Goal of the exercise
Look over the lines below. Report each one that includes the string "nothing".

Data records
* begin *

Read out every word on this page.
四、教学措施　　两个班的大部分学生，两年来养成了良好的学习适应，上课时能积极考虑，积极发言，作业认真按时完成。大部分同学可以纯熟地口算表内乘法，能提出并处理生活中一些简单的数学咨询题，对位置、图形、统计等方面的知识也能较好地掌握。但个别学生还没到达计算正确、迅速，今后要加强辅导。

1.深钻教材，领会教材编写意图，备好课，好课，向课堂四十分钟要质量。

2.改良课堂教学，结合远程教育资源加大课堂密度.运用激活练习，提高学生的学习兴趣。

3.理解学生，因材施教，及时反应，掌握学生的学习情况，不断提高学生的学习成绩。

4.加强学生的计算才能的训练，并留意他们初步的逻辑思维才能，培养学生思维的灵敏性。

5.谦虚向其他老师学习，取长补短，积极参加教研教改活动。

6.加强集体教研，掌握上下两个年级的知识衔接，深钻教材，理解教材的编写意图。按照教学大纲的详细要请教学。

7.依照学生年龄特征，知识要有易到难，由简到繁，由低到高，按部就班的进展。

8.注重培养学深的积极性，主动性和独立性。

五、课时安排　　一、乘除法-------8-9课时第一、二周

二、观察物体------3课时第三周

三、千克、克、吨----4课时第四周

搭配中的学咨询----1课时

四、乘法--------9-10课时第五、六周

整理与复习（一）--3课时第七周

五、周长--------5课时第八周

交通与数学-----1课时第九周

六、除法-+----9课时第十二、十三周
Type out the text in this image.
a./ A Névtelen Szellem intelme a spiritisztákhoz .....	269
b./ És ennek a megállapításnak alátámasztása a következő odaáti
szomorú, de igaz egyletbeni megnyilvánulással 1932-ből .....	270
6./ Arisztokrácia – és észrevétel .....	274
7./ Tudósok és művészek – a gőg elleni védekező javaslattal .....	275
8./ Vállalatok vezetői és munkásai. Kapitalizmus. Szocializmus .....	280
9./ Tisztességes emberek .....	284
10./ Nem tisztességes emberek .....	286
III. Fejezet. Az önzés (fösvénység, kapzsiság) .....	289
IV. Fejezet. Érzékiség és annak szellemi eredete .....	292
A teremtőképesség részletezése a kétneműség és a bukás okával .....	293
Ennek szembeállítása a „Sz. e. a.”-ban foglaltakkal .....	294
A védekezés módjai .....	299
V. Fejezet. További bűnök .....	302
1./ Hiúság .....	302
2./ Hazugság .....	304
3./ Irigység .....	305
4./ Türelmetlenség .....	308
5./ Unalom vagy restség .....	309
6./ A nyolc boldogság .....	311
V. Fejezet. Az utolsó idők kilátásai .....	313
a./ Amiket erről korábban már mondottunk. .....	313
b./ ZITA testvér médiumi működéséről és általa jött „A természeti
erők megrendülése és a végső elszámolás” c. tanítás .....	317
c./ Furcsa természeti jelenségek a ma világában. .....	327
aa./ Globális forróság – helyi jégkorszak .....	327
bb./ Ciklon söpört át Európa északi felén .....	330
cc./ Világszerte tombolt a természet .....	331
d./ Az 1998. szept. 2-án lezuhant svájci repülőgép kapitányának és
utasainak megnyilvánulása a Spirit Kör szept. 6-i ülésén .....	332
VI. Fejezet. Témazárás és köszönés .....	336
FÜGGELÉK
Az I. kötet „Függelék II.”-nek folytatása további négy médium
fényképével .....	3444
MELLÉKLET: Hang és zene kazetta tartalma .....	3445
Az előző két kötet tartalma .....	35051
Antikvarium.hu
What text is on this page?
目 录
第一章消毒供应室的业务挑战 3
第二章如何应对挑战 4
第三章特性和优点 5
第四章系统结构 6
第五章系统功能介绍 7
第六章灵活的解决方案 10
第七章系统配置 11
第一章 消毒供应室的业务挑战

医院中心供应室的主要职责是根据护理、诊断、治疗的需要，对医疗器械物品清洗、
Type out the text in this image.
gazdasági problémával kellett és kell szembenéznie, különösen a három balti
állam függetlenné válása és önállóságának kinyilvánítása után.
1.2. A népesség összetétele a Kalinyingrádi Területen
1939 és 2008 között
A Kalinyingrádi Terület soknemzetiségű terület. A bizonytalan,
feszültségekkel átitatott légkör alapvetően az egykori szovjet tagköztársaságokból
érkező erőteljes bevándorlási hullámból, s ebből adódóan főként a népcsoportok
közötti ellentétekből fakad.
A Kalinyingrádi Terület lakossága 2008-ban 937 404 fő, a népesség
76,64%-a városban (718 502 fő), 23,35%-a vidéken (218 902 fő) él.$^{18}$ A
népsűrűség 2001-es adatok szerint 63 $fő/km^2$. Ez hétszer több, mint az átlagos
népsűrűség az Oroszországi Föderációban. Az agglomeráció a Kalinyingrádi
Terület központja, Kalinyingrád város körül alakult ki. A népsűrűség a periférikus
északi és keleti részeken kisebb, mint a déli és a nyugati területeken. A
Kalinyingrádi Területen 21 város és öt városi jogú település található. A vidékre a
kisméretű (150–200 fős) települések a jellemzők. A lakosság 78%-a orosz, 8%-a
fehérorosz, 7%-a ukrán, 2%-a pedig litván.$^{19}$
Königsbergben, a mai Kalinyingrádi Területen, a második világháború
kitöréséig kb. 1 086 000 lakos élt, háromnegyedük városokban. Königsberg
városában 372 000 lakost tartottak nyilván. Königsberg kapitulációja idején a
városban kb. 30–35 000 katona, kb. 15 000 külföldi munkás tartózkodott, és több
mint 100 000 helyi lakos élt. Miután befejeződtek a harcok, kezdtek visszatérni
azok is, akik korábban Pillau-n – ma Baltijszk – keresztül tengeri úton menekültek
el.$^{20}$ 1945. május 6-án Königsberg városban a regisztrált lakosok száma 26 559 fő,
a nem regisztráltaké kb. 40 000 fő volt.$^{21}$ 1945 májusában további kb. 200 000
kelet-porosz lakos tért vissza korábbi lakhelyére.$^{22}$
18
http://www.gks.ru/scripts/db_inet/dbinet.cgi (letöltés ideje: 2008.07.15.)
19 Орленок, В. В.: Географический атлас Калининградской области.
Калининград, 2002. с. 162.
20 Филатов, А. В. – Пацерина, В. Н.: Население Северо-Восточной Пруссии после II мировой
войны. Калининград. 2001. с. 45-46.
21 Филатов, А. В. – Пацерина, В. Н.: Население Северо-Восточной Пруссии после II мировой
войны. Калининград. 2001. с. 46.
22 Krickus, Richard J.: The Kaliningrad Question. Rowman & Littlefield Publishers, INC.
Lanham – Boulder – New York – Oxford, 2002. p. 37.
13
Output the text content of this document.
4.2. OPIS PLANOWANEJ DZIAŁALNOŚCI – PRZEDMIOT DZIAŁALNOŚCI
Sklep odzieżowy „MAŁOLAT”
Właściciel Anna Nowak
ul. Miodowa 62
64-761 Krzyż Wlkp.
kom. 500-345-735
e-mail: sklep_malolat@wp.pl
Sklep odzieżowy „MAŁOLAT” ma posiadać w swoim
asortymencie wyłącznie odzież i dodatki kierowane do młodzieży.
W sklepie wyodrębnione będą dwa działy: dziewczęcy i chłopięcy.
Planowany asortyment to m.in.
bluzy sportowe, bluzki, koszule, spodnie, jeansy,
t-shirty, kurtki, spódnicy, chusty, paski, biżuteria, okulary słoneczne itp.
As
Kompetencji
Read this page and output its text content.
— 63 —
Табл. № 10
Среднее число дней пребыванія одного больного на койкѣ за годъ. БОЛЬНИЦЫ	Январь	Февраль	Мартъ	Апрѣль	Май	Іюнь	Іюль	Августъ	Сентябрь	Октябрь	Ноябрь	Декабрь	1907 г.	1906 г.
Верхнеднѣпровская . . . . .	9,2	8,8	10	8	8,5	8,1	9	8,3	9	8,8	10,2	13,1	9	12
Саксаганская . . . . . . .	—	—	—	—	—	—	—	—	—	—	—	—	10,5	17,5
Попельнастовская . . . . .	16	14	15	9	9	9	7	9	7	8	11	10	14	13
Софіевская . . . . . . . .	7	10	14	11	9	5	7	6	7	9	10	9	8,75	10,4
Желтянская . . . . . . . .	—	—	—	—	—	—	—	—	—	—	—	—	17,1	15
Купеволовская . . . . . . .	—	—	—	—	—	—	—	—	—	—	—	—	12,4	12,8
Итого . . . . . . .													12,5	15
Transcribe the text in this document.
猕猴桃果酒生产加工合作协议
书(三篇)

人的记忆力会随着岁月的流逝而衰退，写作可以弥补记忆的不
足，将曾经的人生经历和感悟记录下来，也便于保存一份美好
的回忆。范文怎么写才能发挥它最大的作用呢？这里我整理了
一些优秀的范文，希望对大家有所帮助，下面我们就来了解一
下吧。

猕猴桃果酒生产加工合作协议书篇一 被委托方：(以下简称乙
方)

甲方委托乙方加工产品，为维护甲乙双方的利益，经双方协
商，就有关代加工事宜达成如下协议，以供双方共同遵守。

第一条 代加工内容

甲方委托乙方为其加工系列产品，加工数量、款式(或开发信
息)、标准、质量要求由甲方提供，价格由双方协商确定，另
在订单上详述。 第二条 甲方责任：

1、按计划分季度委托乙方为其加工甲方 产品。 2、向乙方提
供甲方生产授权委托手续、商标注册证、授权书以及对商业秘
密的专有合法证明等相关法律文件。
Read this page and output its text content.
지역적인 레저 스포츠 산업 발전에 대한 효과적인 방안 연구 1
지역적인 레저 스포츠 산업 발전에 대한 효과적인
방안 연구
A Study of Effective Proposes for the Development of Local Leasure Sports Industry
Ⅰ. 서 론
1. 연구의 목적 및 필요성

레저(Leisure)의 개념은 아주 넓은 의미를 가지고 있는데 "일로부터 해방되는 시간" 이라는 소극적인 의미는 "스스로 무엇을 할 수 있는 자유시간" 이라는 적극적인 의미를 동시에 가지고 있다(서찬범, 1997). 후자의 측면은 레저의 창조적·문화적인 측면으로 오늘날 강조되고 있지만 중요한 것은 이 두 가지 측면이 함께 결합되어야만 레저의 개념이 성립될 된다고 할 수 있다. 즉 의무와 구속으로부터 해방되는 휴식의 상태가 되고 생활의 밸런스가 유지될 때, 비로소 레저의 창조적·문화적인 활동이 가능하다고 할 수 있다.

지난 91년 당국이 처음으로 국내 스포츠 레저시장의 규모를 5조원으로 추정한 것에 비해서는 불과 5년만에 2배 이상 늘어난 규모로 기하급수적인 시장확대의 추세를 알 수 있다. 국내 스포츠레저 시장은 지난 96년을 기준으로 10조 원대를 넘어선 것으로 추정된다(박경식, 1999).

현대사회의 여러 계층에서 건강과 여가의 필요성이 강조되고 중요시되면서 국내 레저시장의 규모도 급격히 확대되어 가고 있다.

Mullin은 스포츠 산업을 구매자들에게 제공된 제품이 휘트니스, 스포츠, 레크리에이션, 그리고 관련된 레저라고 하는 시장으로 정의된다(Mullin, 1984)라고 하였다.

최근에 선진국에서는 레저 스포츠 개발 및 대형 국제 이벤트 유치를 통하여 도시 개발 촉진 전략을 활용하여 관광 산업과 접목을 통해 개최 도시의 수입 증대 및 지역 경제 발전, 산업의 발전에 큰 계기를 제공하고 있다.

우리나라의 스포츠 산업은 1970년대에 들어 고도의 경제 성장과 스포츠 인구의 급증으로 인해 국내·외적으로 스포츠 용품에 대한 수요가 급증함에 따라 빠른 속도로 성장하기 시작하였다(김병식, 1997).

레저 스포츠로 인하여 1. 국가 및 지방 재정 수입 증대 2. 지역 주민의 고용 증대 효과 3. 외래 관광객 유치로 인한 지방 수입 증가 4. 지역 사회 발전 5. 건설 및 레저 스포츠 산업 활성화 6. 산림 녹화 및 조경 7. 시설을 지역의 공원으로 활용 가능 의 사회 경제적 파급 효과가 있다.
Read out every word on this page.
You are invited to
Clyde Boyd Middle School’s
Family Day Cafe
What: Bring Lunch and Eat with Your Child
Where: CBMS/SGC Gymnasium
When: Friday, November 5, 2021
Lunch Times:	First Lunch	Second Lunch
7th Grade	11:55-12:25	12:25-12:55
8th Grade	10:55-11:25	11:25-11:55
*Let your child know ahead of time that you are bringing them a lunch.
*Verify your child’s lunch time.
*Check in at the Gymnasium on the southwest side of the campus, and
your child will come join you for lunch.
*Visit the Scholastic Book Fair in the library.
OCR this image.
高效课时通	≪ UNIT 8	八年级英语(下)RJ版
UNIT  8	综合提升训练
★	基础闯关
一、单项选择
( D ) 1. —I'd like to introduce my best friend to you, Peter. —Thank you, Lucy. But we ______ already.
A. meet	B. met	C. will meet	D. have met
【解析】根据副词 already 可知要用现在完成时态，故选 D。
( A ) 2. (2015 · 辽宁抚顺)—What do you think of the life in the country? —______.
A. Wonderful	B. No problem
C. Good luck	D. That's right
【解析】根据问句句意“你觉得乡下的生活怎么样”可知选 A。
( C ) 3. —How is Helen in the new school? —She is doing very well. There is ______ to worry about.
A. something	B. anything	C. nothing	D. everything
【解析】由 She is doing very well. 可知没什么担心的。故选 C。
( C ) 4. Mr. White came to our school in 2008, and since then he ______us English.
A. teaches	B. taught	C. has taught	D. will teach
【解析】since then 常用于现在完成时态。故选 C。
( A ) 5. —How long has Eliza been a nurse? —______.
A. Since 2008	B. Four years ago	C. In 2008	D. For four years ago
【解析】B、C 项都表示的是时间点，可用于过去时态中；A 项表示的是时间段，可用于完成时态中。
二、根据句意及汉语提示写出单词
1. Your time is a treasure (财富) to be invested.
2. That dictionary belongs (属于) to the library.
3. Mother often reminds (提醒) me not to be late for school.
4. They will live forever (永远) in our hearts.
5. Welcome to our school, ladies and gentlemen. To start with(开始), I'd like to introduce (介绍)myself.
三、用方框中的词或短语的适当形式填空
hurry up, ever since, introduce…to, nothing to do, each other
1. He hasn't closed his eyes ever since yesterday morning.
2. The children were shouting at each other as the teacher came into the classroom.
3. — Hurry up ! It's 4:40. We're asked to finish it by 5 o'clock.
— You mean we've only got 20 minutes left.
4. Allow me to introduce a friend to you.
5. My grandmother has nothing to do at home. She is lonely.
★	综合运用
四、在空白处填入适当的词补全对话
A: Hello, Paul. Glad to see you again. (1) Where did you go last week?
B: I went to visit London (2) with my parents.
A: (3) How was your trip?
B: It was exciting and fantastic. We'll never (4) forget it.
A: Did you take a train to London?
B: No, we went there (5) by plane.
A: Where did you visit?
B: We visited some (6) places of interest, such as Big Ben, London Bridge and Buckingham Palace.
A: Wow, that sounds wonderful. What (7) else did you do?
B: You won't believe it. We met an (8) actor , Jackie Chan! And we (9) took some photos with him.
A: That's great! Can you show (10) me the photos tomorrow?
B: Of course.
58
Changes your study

* end *

Reply to the exercise
A. something	B. anything	C. nothing	D. everything
hurry up, ever since, introduce…to, nothing to do, each other
5. My grandmother has nothing to do at home. She is lonely.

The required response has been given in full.